[Collected data entries]

***

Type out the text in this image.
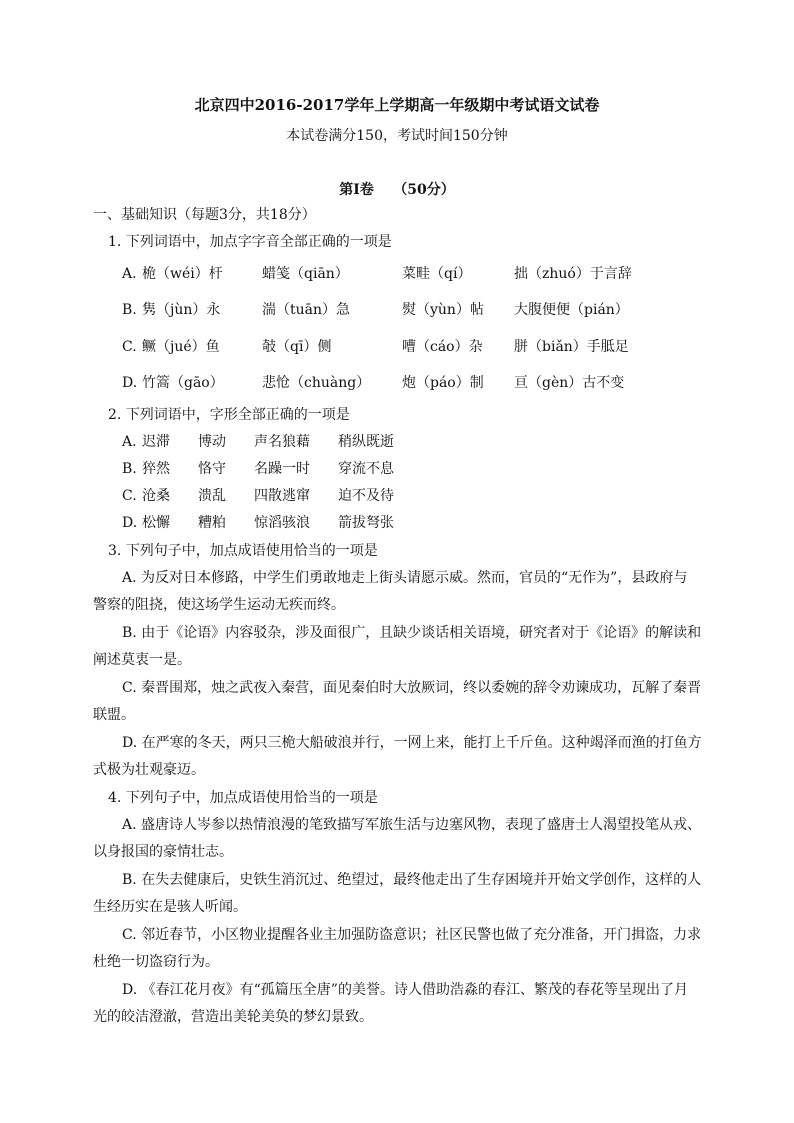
北京四中2016-2017学年上学期高一年级期中考试语文试卷
本试卷满分150，考试时间150分钟
第Ⅰ卷 （50分）
一、基础知识（每题3分，共18分）
1. 下列词语中，加点字字音全部正确的一项是
A. 桅（wéi）杆	蜡笺（qiān）	菜畦（qí）	拙（zhuó）于言辞
B. 隽（jùn）永	湍（tuān）急	熨（yùn）帖 大腹便便（pián）
C. 鳜（jué）鱼	攲（qī）侧	嘈（cáo）杂 胼（biǎn）手胝足
D. 竹篙（gāo）	悲怆（chuàng） 炮（páo）制 亘（gèn）古不变
2. 下列词语中，字形全部正确的一项是
A. 迟滞 博动 声名狼藉 稍纵既逝
B. 猝然 恪守 名躁一时 穿流不息
C. 沧桑 溃乱 四散逃窜 迫不及待
D. 松懈 糟粕 惊滔骇浪 箭拔弩张
3. 下列句子中，加点成语使用恰当的一项是
A. 为反对日本修路，中学生们勇敢地走上街头请愿示威。然而，官员的“无作为”，县政府与
警察的阻挠，使这场学生运动无疾而终。
B. 由于《论语》内容驳杂，涉及面很广，且缺少谈话相关语境，研究者对于《论语》的解读和
阐述莫衷一是。
C. 秦晋围郑，烛之武夜入秦营，面见秦伯时大放厥词，终以委婉的辞令劝谏成功，瓦解了秦晋
联盟。
D. 在严寒的冬天，两只三桅大船破浪并行，一网上来，能打上千斤鱼。这种竭泽而渔的打鱼方
式极为壮观豪迈。
4. 下列句子中，加点成语使用恰当的一项是
A. 盛唐诗人岑参以热情浪漫的笔致描写军旅生活与边塞风物，表现了盛唐士人渴望投笔从戎、
以身报国的豪情壮志。
B. 在失去健康后，史铁生消沉过、绝望过，最终他走出了生存困境并开始文学创作，这样的人
生经历实在是骇人听闻。
C. 邻近春节，小区物业提醒各业主加强防盗意识；社区民警也做了充分准备，开门揖盗，力求
杜绝一切盗窃行为。
D. 《春江花月夜》有“孤篇压全唐”的美誉。诗人借助浩淼的春江、繁茂的春花等呈现出了月
光的皎洁澄澈，营造出美轮美奂的梦幻景致。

***

**Directions for this task**: Which lines contain the word "下列词语中"? Copy each of them.

**Expected answer**:
1. 下列词语中，加点字字音全部正确的一项是
2. 下列词语中，字形全部正确的一项是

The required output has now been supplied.